Problem to solve:
Copy all lines holding the word "großen" from the entries.

Provided data:

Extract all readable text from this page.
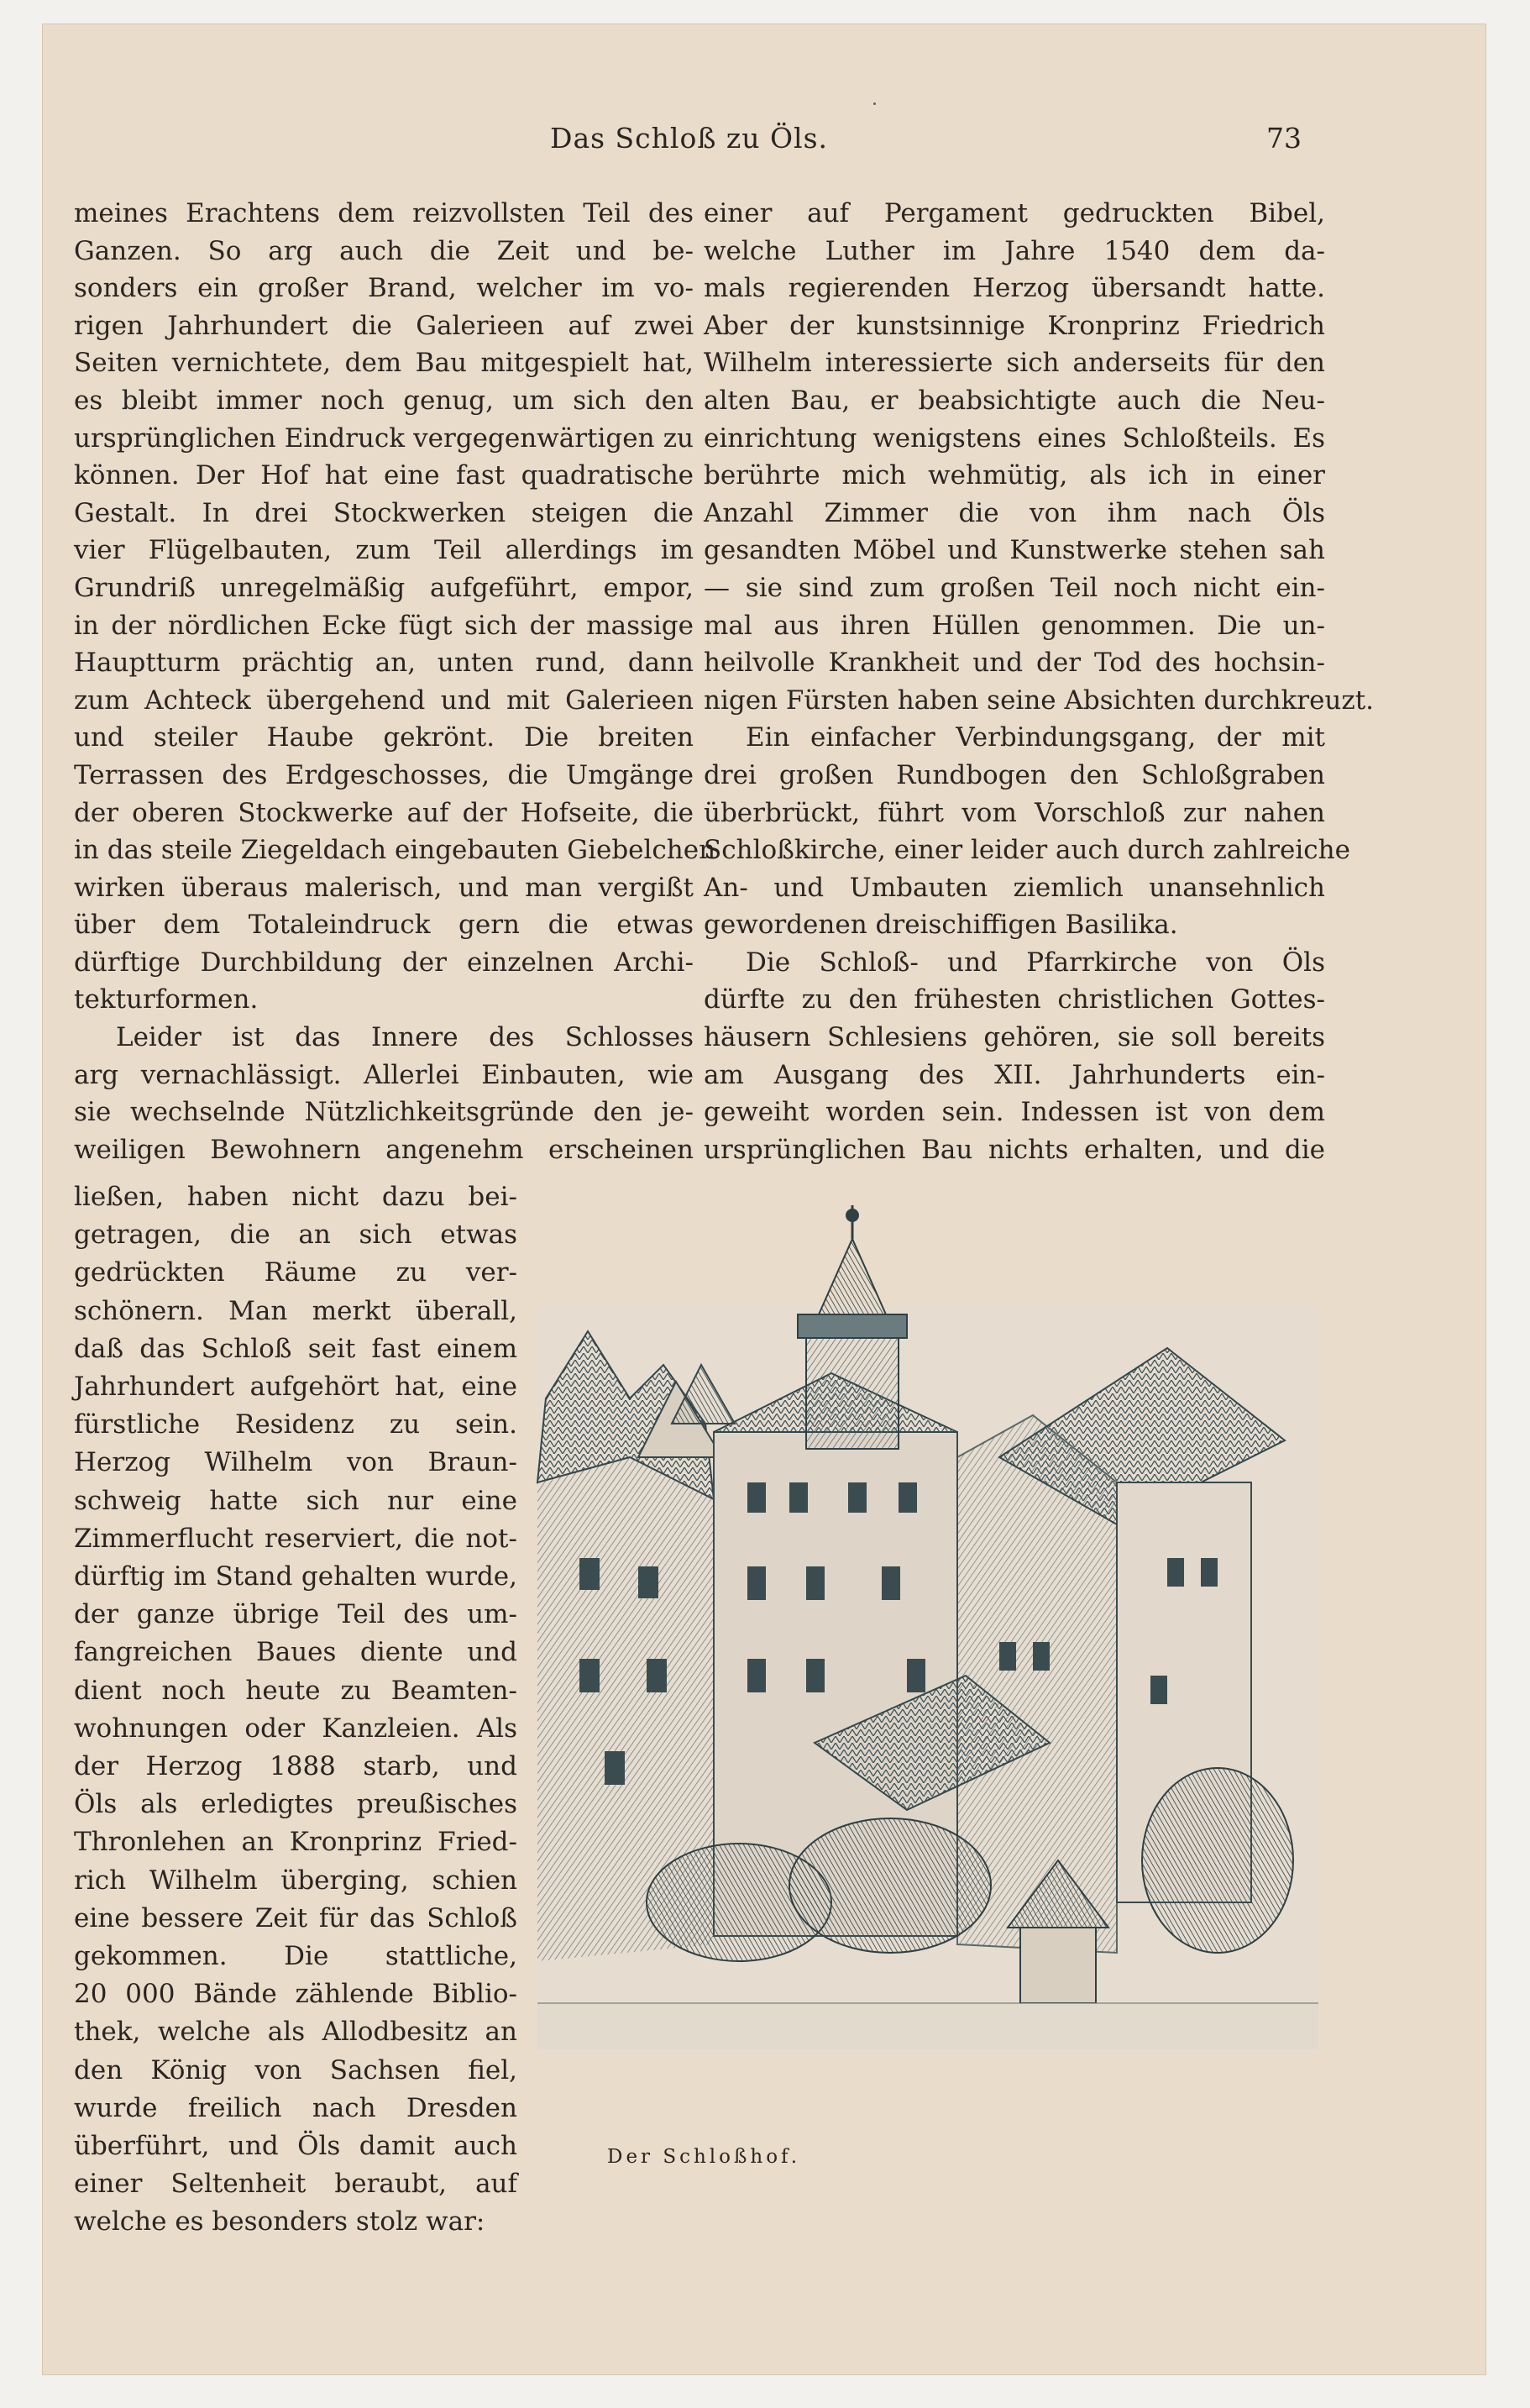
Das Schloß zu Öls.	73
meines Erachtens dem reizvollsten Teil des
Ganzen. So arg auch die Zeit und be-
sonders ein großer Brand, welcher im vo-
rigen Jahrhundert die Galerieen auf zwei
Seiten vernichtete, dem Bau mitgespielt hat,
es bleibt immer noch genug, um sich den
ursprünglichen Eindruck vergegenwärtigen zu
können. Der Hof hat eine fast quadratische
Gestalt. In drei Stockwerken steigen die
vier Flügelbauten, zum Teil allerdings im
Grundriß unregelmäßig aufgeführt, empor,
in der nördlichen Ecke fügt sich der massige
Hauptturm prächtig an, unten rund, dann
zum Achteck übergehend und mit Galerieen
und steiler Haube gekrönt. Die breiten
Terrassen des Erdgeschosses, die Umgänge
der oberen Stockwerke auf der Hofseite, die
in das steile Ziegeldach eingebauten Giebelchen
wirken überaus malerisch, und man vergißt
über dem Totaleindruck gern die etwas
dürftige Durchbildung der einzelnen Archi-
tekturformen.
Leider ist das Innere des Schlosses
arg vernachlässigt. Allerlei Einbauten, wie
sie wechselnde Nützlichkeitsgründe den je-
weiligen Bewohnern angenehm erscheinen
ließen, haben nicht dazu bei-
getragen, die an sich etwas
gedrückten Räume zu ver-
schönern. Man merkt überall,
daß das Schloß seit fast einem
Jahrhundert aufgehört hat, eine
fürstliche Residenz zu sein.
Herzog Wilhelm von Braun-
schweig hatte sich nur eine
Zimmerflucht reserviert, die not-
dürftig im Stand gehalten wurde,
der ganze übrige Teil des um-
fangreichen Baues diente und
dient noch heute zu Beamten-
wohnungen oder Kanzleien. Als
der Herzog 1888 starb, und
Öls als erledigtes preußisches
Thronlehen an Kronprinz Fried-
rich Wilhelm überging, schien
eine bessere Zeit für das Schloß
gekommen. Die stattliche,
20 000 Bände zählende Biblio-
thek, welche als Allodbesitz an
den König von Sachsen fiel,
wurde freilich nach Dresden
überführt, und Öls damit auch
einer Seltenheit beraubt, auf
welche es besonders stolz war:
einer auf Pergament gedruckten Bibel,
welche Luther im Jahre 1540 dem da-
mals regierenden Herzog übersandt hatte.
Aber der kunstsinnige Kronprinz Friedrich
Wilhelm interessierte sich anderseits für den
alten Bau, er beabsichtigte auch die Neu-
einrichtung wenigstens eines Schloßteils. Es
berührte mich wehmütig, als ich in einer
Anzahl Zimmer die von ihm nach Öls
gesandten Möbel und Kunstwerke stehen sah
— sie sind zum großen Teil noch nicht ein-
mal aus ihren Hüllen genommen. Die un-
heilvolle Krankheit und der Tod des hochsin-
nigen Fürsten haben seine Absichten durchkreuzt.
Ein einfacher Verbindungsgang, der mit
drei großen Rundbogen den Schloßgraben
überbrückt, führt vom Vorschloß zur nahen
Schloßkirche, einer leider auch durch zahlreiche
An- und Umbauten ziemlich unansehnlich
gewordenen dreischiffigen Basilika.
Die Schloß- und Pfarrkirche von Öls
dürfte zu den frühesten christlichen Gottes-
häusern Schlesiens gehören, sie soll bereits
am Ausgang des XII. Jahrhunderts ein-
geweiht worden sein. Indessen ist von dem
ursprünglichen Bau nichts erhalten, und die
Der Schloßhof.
--
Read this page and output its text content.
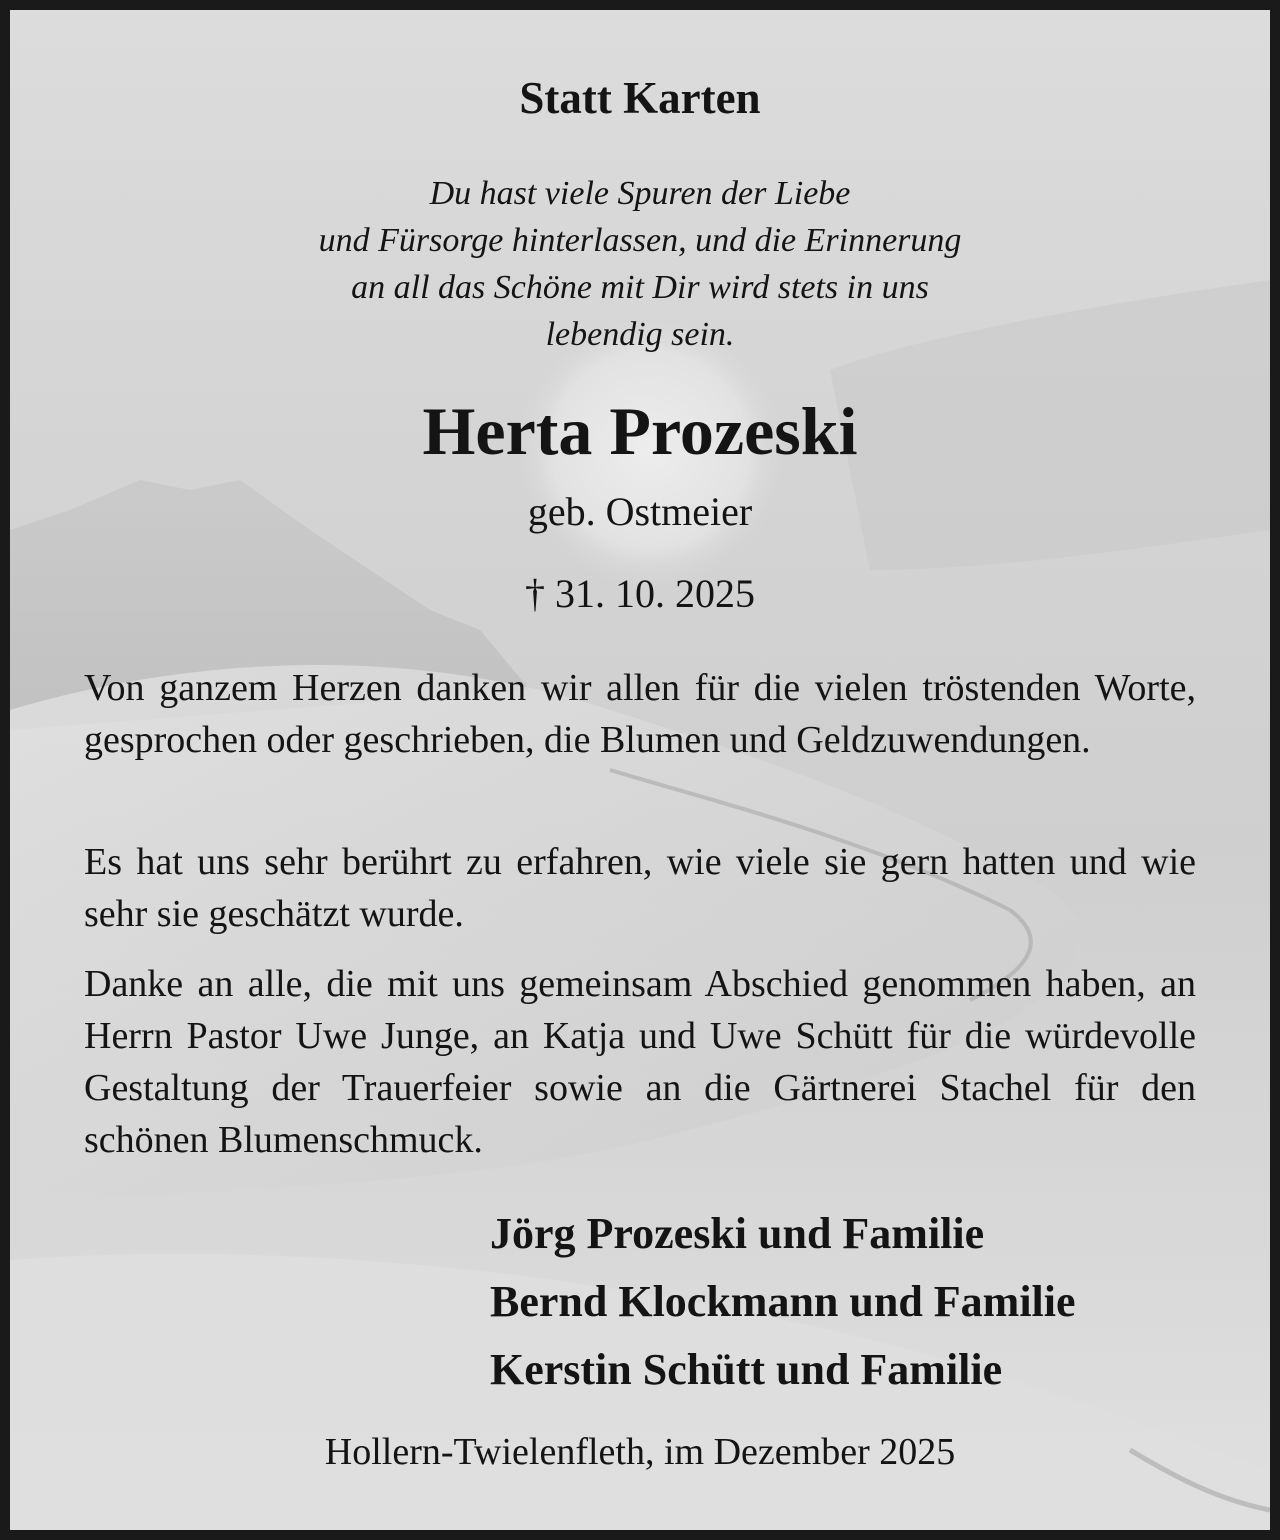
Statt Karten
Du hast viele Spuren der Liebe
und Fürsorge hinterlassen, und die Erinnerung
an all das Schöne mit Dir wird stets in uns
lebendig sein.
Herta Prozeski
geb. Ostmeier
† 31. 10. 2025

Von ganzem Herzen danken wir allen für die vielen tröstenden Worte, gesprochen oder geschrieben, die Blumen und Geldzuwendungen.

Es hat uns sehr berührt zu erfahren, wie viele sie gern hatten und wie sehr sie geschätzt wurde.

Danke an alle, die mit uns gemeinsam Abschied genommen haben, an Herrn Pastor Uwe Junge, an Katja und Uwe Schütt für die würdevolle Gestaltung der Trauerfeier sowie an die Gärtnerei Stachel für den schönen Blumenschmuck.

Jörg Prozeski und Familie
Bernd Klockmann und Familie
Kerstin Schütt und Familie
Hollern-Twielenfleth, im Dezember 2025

Solution to this problem:
— sie sind zum großen Teil noch nicht ein-
drei großen Rundbogen den Schloßgraben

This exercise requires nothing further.